Dataset rows:
++++
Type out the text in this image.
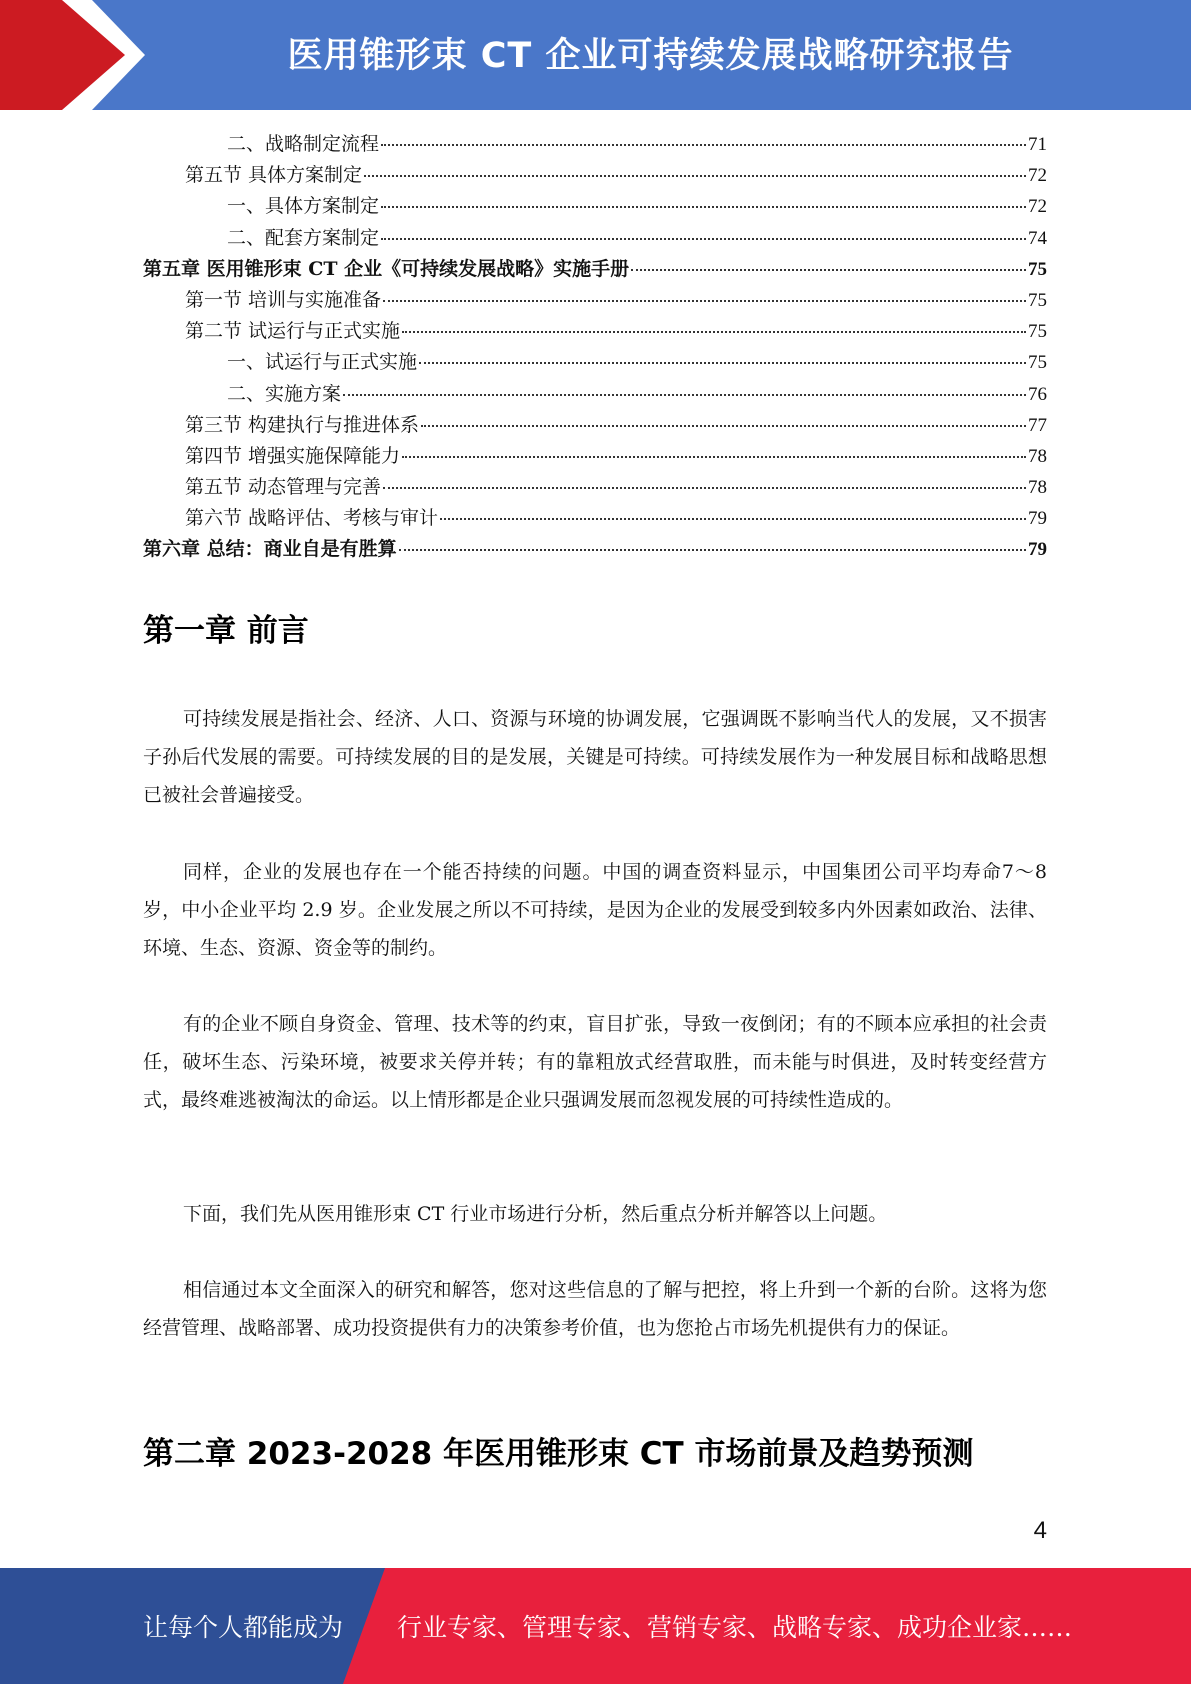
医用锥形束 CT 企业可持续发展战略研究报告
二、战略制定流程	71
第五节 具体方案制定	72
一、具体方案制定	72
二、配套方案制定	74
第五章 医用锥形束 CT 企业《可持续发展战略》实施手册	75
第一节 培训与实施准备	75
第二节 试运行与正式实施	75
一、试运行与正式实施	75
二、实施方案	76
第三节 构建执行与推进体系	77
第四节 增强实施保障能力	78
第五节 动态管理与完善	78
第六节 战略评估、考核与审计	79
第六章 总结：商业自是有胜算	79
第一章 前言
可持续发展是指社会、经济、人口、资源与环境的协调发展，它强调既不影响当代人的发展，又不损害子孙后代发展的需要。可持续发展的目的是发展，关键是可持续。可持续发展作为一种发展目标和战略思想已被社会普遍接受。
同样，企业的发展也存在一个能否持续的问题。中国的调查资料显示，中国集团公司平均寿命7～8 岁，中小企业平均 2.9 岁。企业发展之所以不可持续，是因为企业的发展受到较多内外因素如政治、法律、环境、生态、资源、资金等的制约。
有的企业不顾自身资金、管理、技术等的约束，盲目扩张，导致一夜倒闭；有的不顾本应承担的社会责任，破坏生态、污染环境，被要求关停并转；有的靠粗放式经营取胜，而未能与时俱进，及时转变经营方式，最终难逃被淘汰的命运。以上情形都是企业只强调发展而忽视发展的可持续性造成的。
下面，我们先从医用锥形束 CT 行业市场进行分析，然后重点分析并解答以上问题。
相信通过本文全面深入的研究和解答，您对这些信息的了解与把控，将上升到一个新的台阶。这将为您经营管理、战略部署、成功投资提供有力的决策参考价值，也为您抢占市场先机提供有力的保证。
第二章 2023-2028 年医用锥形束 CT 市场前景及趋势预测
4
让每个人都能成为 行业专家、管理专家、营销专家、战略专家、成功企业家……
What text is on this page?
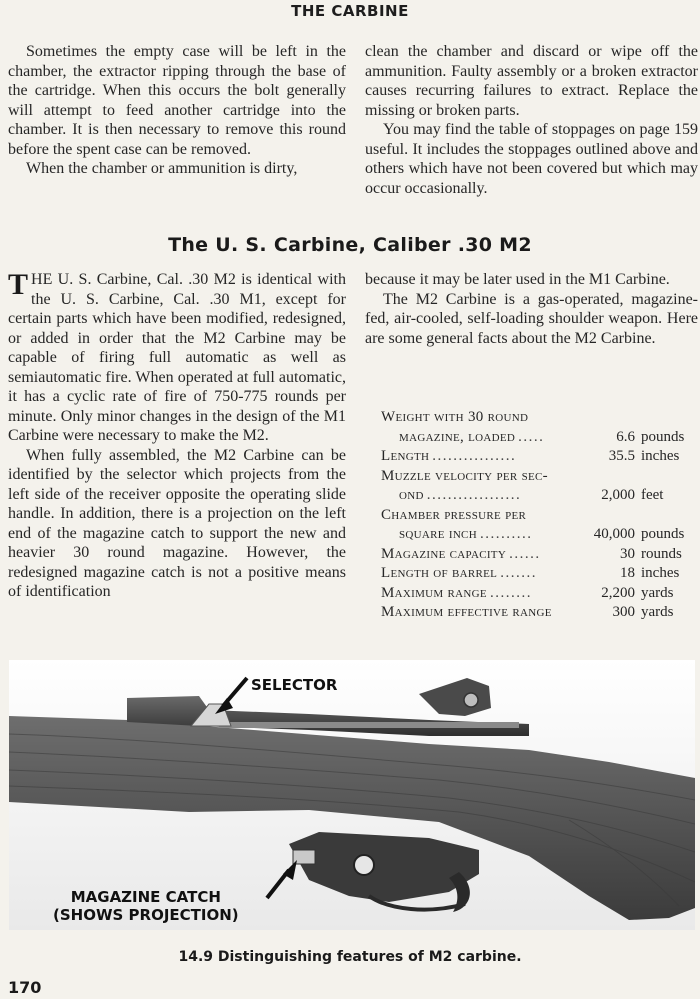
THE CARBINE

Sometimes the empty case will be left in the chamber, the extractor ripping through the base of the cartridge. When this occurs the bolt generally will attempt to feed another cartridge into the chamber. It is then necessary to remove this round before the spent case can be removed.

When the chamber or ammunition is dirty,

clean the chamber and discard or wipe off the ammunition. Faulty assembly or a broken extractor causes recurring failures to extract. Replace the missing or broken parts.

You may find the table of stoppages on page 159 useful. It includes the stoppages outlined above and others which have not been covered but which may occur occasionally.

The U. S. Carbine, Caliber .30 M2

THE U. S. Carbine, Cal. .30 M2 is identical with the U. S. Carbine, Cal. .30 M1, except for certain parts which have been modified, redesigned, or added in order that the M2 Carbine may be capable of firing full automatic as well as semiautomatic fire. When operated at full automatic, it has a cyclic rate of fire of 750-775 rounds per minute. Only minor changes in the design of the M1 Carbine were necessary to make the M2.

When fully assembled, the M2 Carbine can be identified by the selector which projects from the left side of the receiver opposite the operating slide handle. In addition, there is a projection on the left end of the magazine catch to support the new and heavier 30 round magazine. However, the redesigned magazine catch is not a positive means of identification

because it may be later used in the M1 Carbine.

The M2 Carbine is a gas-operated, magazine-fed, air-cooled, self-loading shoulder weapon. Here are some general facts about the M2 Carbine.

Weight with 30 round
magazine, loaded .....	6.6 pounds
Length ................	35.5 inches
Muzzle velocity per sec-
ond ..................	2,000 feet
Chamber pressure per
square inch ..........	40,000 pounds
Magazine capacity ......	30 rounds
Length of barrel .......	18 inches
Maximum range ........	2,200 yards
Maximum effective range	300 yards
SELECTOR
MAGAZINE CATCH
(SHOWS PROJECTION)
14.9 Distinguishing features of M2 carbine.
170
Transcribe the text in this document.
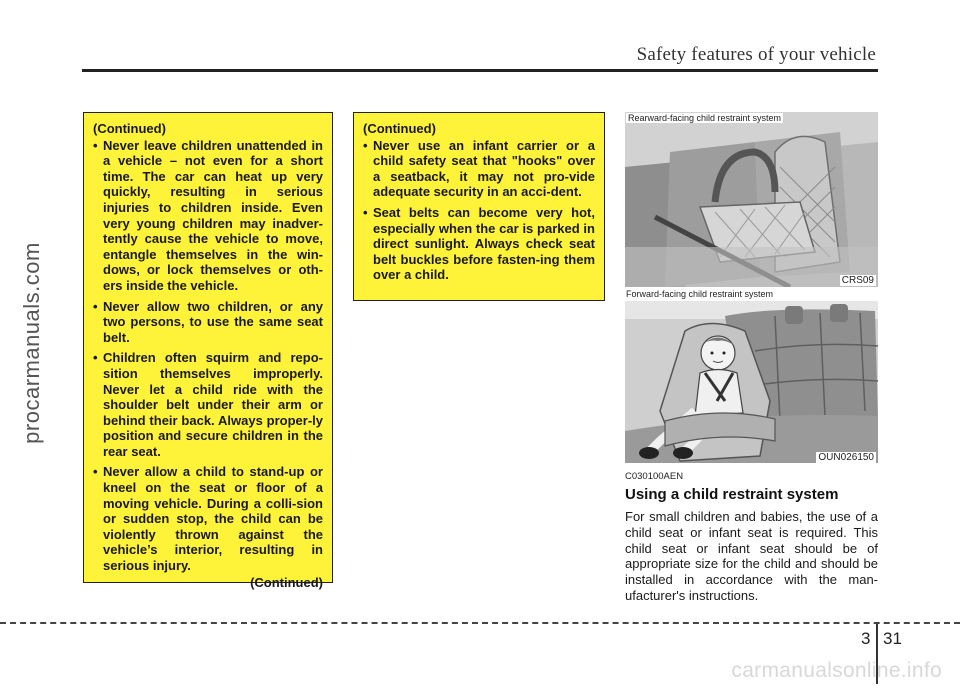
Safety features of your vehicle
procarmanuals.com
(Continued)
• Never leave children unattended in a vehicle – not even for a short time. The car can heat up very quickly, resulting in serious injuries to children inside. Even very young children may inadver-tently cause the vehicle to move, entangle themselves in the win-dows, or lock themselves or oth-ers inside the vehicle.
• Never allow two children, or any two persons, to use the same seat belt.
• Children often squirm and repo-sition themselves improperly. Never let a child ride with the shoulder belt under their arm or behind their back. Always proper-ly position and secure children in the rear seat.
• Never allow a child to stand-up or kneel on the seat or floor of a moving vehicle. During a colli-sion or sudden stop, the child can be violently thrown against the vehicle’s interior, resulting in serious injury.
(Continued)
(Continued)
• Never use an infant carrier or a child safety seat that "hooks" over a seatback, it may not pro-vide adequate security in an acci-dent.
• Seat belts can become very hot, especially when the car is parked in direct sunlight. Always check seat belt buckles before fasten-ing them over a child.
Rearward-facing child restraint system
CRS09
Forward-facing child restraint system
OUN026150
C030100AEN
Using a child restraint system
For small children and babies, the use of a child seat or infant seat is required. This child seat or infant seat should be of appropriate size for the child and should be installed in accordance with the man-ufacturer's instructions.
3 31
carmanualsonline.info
++++
How many lines of the records contain the string "features"? Respond with the number alone.

2